• Part of a data file:
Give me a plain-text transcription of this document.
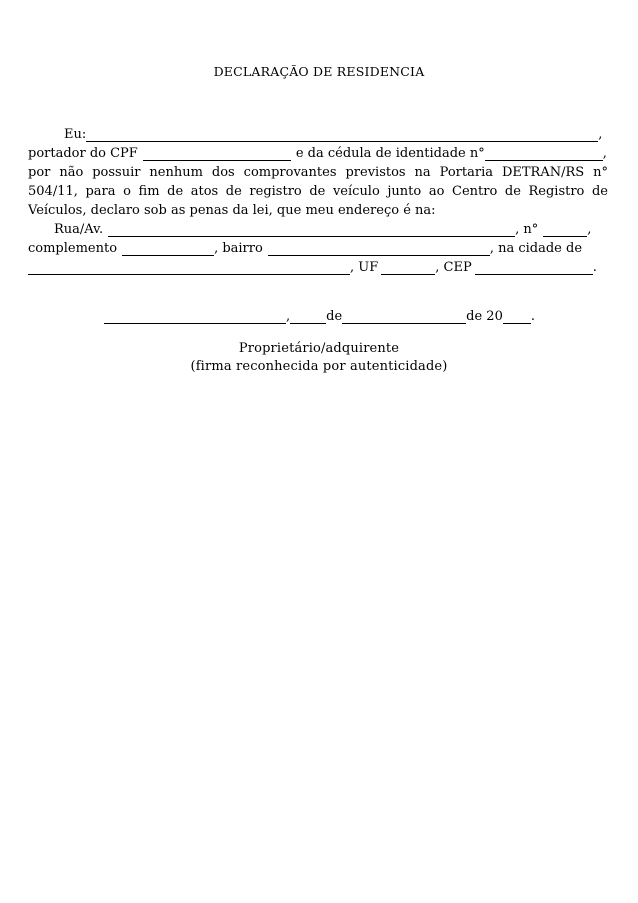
DECLARAÇÃO DE RESIDENCIA
Eu:	,
portador do CPF	e da cédula de identidade n°	,
por não possuir nenhum dos comprovantes previstos na Portaria DETRAN/RS n°
504/11, para o fim de atos de registro de veículo junto ao Centro de Registro de
Veículos, declaro sob as penas da lei, que meu endereço é na:
Rua/Av.	, n°	,
complemento	, bairro	, na cidade de
, UF	, CEP	.
,	de	de 20 .
Proprietário/adquirente
(firma reconhecida por autenticidade)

• What to do: Copy everything in the records above except the pictures, exactly as written.

• Exercise response:
Give me a plain-text transcription of this document.
DECLARAÇÃO DE RESIDENCIA
Eu:	,
portador do CPF	e da cédula de identidade n°	,
por não possuir nenhum dos comprovantes previstos na Portaria DETRAN/RS n°
504/11, para o fim de atos de registro de veículo junto ao Centro de Registro de
Veículos, declaro sob as penas da lei, que meu endereço é na:
Rua/Av.	, n°	,
complemento	, bairro	, na cidade de
, UF	, CEP	.
,	de	de 20 .
Proprietário/adquirente
(firma reconhecida por autenticidade)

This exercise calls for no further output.